Action item: What is needed is an exact copy of the data below, pictures excluded.
━━━━
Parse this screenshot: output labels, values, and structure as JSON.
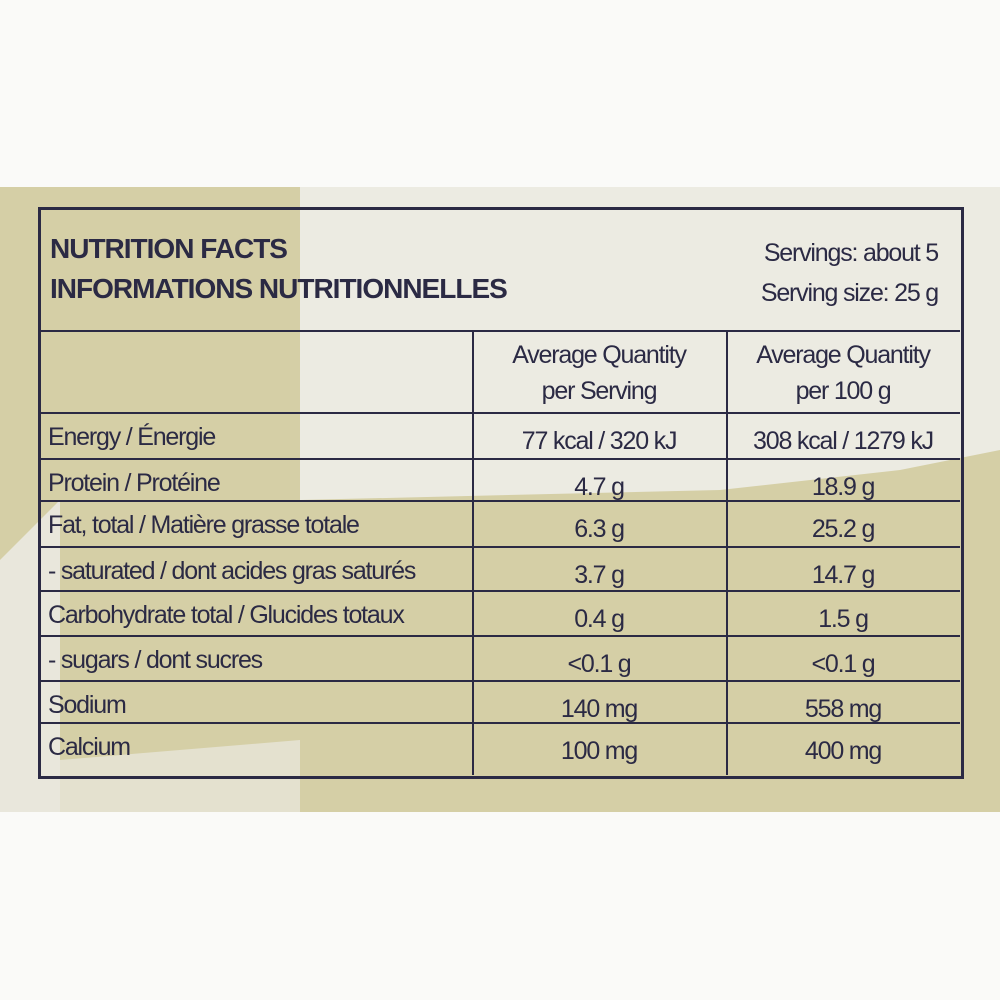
{
  "header": {
    "title": [
      "NUTRITION FACTS",
      "INFORMATIONS NUTRITIONNELLES"
    ],
    "servings": "Servings: about 5",
    "serving_size": "Serving size: 25 g"
  },
  "table": {
    "columns": [
      [
        "Average Quantity",
        "per Serving"
      ],
      [
        "Average Quantity",
        "per 100 g"
      ]
    ],
    "rows": [
      [
        "Energy / Énergie",
        "77 kcal / 320 kJ",
        "308 kcal / 1279 kJ"
      ],
      [
        "Protein / Protéine",
        "4.7 g",
        "18.9 g"
      ],
      [
        "Fat, total / Matière grasse totale",
        "6.3 g",
        "25.2 g"
      ],
      [
        "- saturated / dont acides gras saturés",
        "3.7 g",
        "14.7 g"
      ],
      [
        "Carbohydrate total / Glucides totaux",
        "0.4 g",
        "1.5 g"
      ],
      [
        "- sugars / dont sucres",
        "<0.1 g",
        "<0.1 g"
      ],
      [
        "Sodium",
        "140 mg",
        "558 mg"
      ],
      [
        "Calcium",
        "100 mg",
        "400 mg"
      ]
    ]
  }
}
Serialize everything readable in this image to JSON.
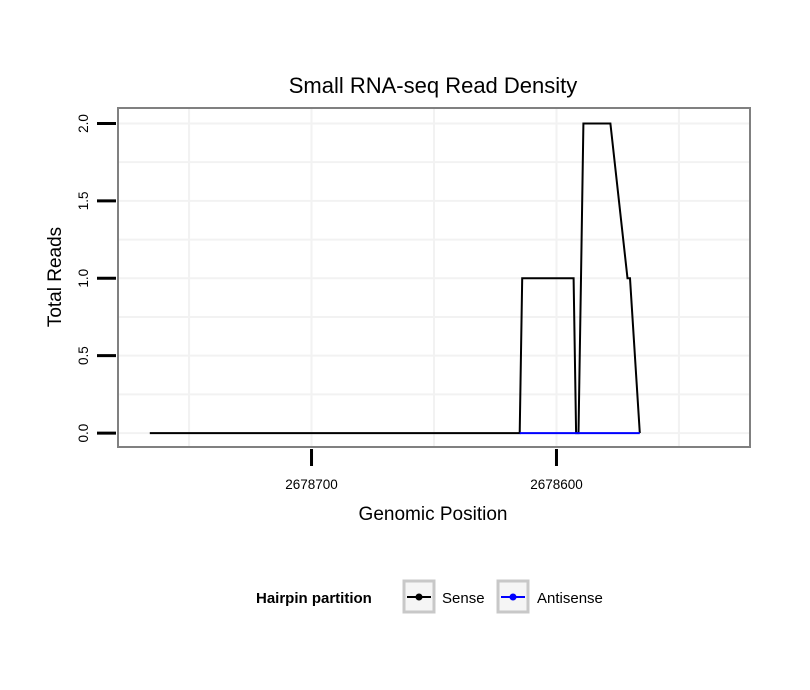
━━━━
Response to the exercise:
Parse this screenshot: output labels, values, and structure as JSON.
{
  "header": {
    "title": [
      "NUTRITION FACTS",
      "INFORMATIONS NUTRITIONNELLES"
    ],
    "servings": "Servings: about 5",
    "serving_size": "Serving size: 25 g"
  },
  "table": {
    "columns": [
      [
        "Average Quantity",
        "per Serving"
      ],
      [
        "Average Quantity",
        "per 100 g"
      ]
    ],
    "rows": [
      [
        "Energy / Énergie",
        "77 kcal / 320 kJ",
        "308 kcal / 1279 kJ"
      ],
      [
        "Protein / Protéine",
        "4.7 g",
        "18.9 g"
      ],
      [
        "Fat, total / Matière grasse totale",
        "6.3 g",
        "25.2 g"
      ],
      [
        "- saturated / dont acides gras saturés",
        "3.7 g",
        "14.7 g"
      ],
      [
        "Carbohydrate total / Glucides totaux",
        "0.4 g",
        "1.5 g"
      ],
      [
        "- sugars / dont sucres",
        "<0.1 g",
        "<0.1 g"
      ],
      [
        "Sodium",
        "140 mg",
        "558 mg"
      ],
      [
        "Calcium",
        "100 mg",
        "400 mg"
      ]
    ]
  }
}
Serialize everything readable in this image to JSON.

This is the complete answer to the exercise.